(Collected data entries)
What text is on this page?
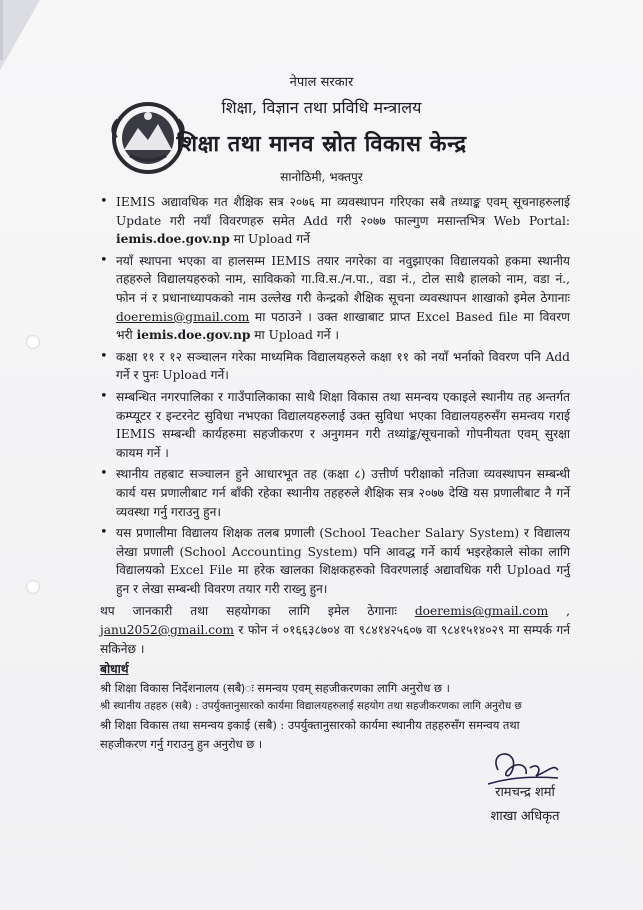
नेपाल सरकार
शिक्षा, विज्ञान तथा प्रविधि मन्त्रालय
शिक्षा तथा मानव स्रोत विकास केन्द्र
सानोठिमी, भक्तपुर
• IEMIS अद्यावधिक गत शैक्षिक सत्र २०७६ मा व्यवस्थापन गरिएका सबै तथ्याङ्क एवम् सूचनाहरुलाई Update गरी नयाँ विवरणहरु समेत Add गरी २०७७ फाल्गुण मसान्तभित्र Web Portal: iemis.doe.gov.np मा Upload गर्ने
• नयाँ स्थापना भएका वा हालसम्म IEMIS तयार नगरेका वा नवुझाएका विद्यालयको हकमा स्थानीय तहहरुले विद्यालयहरुको नाम, साविकको गा.वि.स./न.पा., वडा नं., टोल साथै हालको नाम, वडा नं., फोन नं र प्रधानाध्यापकको नाम उल्लेख गरी केन्द्रको शैक्षिक सूचना व्यवस्थापन शाखाको इमेल ठेगानाः doeremis@gmail.com मा पठाउने । उक्त शाखाबाट प्राप्त Excel Based file मा विवरण भरी iemis.doe.gov.np मा Upload गर्ने ।
• कक्षा ११ र १२ सञ्चालन गरेका माध्यमिक विद्यालयहरुले कक्षा ११ को नयाँ भर्नाको विवरण पनि Add गर्ने र पुनः Upload गर्ने।
• सम्बन्धित नगरपालिका र गाउँपालिकाका साथै शिक्षा विकास तथा समन्वय एकाइले स्थानीय तह अन्तर्गत कम्प्यूटर र इन्टरनेट सुविधा नभएका विद्यालयहरुलाई उक्त सुविधा भएका विद्यालयहरुसँग समन्वय गराई IEMIS सम्बन्धी कार्यहरुमा सहजीकरण र अनुगमन गरी तथ्यांङ्क/सूचनाको गोपनीयता एवम् सुरक्षा कायम गर्ने ।
• स्थानीय तहबाट सञ्चालन हुने आधारभूत तह (कक्षा ८) उत्तीर्ण परीक्षाको नतिजा व्यवस्थापन सम्बन्धी कार्य यस प्रणालीबाट गर्न बाँकी रहेका स्थानीय तहहरुले शैक्षिक सत्र २०७७ देखि यस प्रणालीबाट नै गर्ने व्यवस्था गर्नु गराउनु हुन।
• यस प्रणालीमा विद्यालय शिक्षक तलब प्रणाली (School Teacher Salary System) र विद्यालय लेखा प्रणाली (School Accounting System) पनि आवद्ध गर्ने कार्य भइरहेकाले सोका लागि विद्यालयको Excel File मा हरेक खालका शिक्षकहरुको विवरणलाई अद्यावधिक गरी Upload गर्नु हुन र लेखा सम्बन्धी विवरण तयार गरी राख्नु हुन।
थप जानकारी तथा सहयोगका लागि इमेल ठेगानाः doeremis@gmail.com , janu2052@gmail.com र फोन नं ०१६६३८७०४ वा ९८४१४२५६०७ वा ९८४१५१४०२९ मा सम्पर्क गर्न सकिनेछ ।
बोधार्थ
श्री शिक्षा विकास निर्देशनालय (सबै)ः समन्वय एवम् सहजीकरणका लागि अनुरोध छ ।
श्री स्थानीय तहहरु (सबै) : उपर्युक्तानुसारको कार्यमा विद्यालयहरुलाई सहयोग तथा सहजीकरणका लागि अनुरोध छ
श्री शिक्षा विकास तथा समन्वय इकाई (सबै) : उपर्युक्तानुसारको कार्यमा स्थानीय तहहरुसँग समन्वय तथा सहजीकरण गर्नु गराउनु हुन अनुरोध छ ।
रामचन्द्र शर्मा
शाखा अधिकृत
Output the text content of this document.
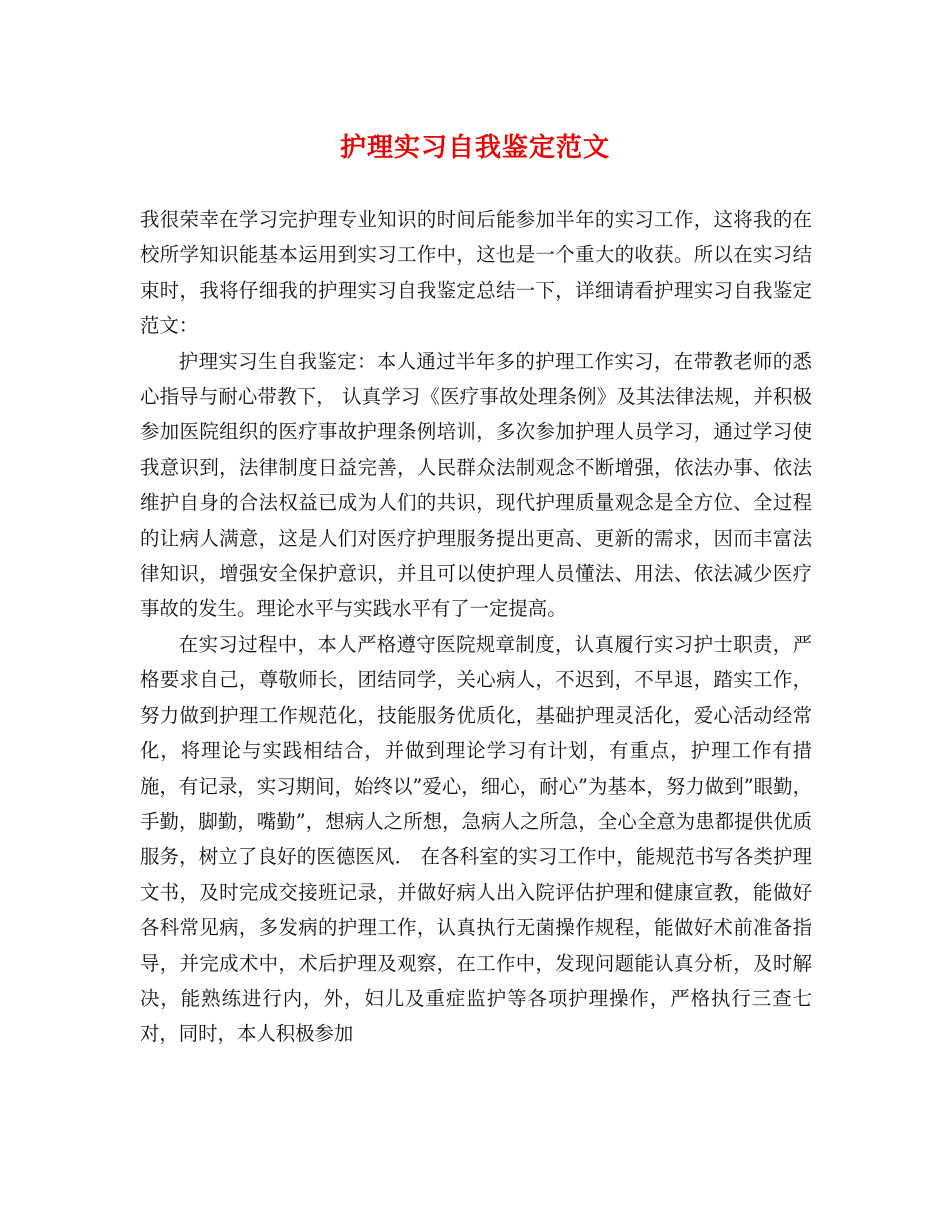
护理实习自我鉴定范文

我很荣幸在学习完护理专业知识的时间后能参加半年的实习工作，这将我的在校所学知识能基本运用到实习工作中，这也是一个重大的收获。所以在实习结束时，我将仔细我的护理实习自我鉴定总结一下，详细请看护理实习自我鉴定范文：

护理实习生自我鉴定：本人通过半年多的护理工作实习，在带教老师的悉心指导与耐心带教下， 认真学习《医疗事故处理条例》及其法律法规，并积极参加医院组织的医疗事故护理条例培训，多次参加护理人员学习，通过学习使我意识到，法律制度日益完善，人民群众法制观念不断增强，依法办事、依法维护自身的合法权益已成为人们的共识，现代护理质量观念是全方位、全过程的让病人满意，这是人们对医疗护理服务提出更高、更新的需求，因而丰富法律知识，增强安全保护意识，并且可以使护理人员懂法、用法、依法减少医疗事故的发生。理论水平与实践水平有了一定提高。

在实习过程中，本人严格遵守医院规章制度，认真履行实习护士职责，严格要求自己，尊敬师长，团结同学，关心病人，不迟到，不早退，踏实工作，努力做到护理工作规范化，技能服务优质化，基础护理灵活化，爱心活动经常化，将理论与实践相结合，并做到理论学习有计划，有重点，护理工作有措施，有记录，实习期间，始终以”爱心，细心，耐心”为基本，努力做到”眼勤，手勤，脚勤，嘴勤”，想病人之所想，急病人之所急，全心全意为患都提供优质服务，树立了良好的医德医风． 在各科室的实习工作中，能规范书写各类护理文书，及时完成交接班记录，并做好病人出入院评估护理和健康宣教，能做好各科常见病，多发病的护理工作，认真执行无菌操作规程，能做好术前准备指导，并完成术中，术后护理及观察，在工作中，发现问题能认真分析，及时解决，能熟练进行内，外，妇儿及重症监护等各项护理操作，严格执行三查七对，同时，本人积极参加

• **Do this**
Quote the records in full and exactly; skip any image.

• **The answer**
What text is on this page?
नेपाल सरकार
शिक्षा, विज्ञान तथा प्रविधि मन्त्रालय
शिक्षा तथा मानव स्रोत विकास केन्द्र
सानोठिमी, भक्तपुर
• IEMIS अद्यावधिक गत शैक्षिक सत्र २०७६ मा व्यवस्थापन गरिएका सबै तथ्याङ्क एवम् सूचनाहरुलाई Update गरी नयाँ विवरणहरु समेत Add गरी २०७७ फाल्गुण मसान्तभित्र Web Portal: iemis.doe.gov.np मा Upload गर्ने
• नयाँ स्थापना भएका वा हालसम्म IEMIS तयार नगरेका वा नवुझाएका विद्यालयको हकमा स्थानीय तहहरुले विद्यालयहरुको नाम, साविकको गा.वि.स./न.पा., वडा नं., टोल साथै हालको नाम, वडा नं., फोन नं र प्रधानाध्यापकको नाम उल्लेख गरी केन्द्रको शैक्षिक सूचना व्यवस्थापन शाखाको इमेल ठेगानाः doeremis@gmail.com मा पठाउने । उक्त शाखाबाट प्राप्त Excel Based file मा विवरण भरी iemis.doe.gov.np मा Upload गर्ने ।
• कक्षा ११ र १२ सञ्चालन गरेका माध्यमिक विद्यालयहरुले कक्षा ११ को नयाँ भर्नाको विवरण पनि Add गर्ने र पुनः Upload गर्ने।
• सम्बन्धित नगरपालिका र गाउँपालिकाका साथै शिक्षा विकास तथा समन्वय एकाइले स्थानीय तह अन्तर्गत कम्प्यूटर र इन्टरनेट सुविधा नभएका विद्यालयहरुलाई उक्त सुविधा भएका विद्यालयहरुसँग समन्वय गराई IEMIS सम्बन्धी कार्यहरुमा सहजीकरण र अनुगमन गरी तथ्यांङ्क/सूचनाको गोपनीयता एवम् सुरक्षा कायम गर्ने ।
• स्थानीय तहबाट सञ्चालन हुने आधारभूत तह (कक्षा ८) उत्तीर्ण परीक्षाको नतिजा व्यवस्थापन सम्बन्धी कार्य यस प्रणालीबाट गर्न बाँकी रहेका स्थानीय तहहरुले शैक्षिक सत्र २०७७ देखि यस प्रणालीबाट नै गर्ने व्यवस्था गर्नु गराउनु हुन।
• यस प्रणालीमा विद्यालय शिक्षक तलब प्रणाली (School Teacher Salary System) र विद्यालय लेखा प्रणाली (School Accounting System) पनि आवद्ध गर्ने कार्य भइरहेकाले सोका लागि विद्यालयको Excel File मा हरेक खालका शिक्षकहरुको विवरणलाई अद्यावधिक गरी Upload गर्नु हुन र लेखा सम्बन्धी विवरण तयार गरी राख्नु हुन।
थप जानकारी तथा सहयोगका लागि इमेल ठेगानाः doeremis@gmail.com , janu2052@gmail.com र फोन नं ०१६६३८७०४ वा ९८४१४२५६०७ वा ९८४१५१४०२९ मा सम्पर्क गर्न सकिनेछ ।
बोधार्थ
श्री शिक्षा विकास निर्देशनालय (सबै)ः समन्वय एवम् सहजीकरणका लागि अनुरोध छ ।
श्री स्थानीय तहहरु (सबै) : उपर्युक्तानुसारको कार्यमा विद्यालयहरुलाई सहयोग तथा सहजीकरणका लागि अनुरोध छ
श्री शिक्षा विकास तथा समन्वय इकाई (सबै) : उपर्युक्तानुसारको कार्यमा स्थानीय तहहरुसँग समन्वय तथा सहजीकरण गर्नु गराउनु हुन अनुरोध छ ।
रामचन्द्र शर्मा
शाखा अधिकृत
Output the text content of this document.
护理实习自我鉴定范文

我很荣幸在学习完护理专业知识的时间后能参加半年的实习工作，这将我的在校所学知识能基本运用到实习工作中，这也是一个重大的收获。所以在实习结束时，我将仔细我的护理实习自我鉴定总结一下，详细请看护理实习自我鉴定范文：

护理实习生自我鉴定：本人通过半年多的护理工作实习，在带教老师的悉心指导与耐心带教下， 认真学习《医疗事故处理条例》及其法律法规，并积极参加医院组织的医疗事故护理条例培训，多次参加护理人员学习，通过学习使我意识到，法律制度日益完善，人民群众法制观念不断增强，依法办事、依法维护自身的合法权益已成为人们的共识，现代护理质量观念是全方位、全过程的让病人满意，这是人们对医疗护理服务提出更高、更新的需求，因而丰富法律知识，增强安全保护意识，并且可以使护理人员懂法、用法、依法减少医疗事故的发生。理论水平与实践水平有了一定提高。

在实习过程中，本人严格遵守医院规章制度，认真履行实习护士职责，严格要求自己，尊敬师长，团结同学，关心病人，不迟到，不早退，踏实工作，努力做到护理工作规范化，技能服务优质化，基础护理灵活化，爱心活动经常化，将理论与实践相结合，并做到理论学习有计划，有重点，护理工作有措施，有记录，实习期间，始终以”爱心，细心，耐心”为基本，努力做到”眼勤，手勤，脚勤，嘴勤”，想病人之所想，急病人之所急，全心全意为患都提供优质服务，树立了良好的医德医风． 在各科室的实习工作中，能规范书写各类护理文书，及时完成交接班记录，并做好病人出入院评估护理和健康宣教，能做好各科常见病，多发病的护理工作，认真执行无菌操作规程，能做好术前准备指导，并完成术中，术后护理及观察，在工作中，发现问题能认真分析，及时解决，能熟练进行内，外，妇儿及重症监护等各项护理操作，严格执行三查七对，同时，本人积极参加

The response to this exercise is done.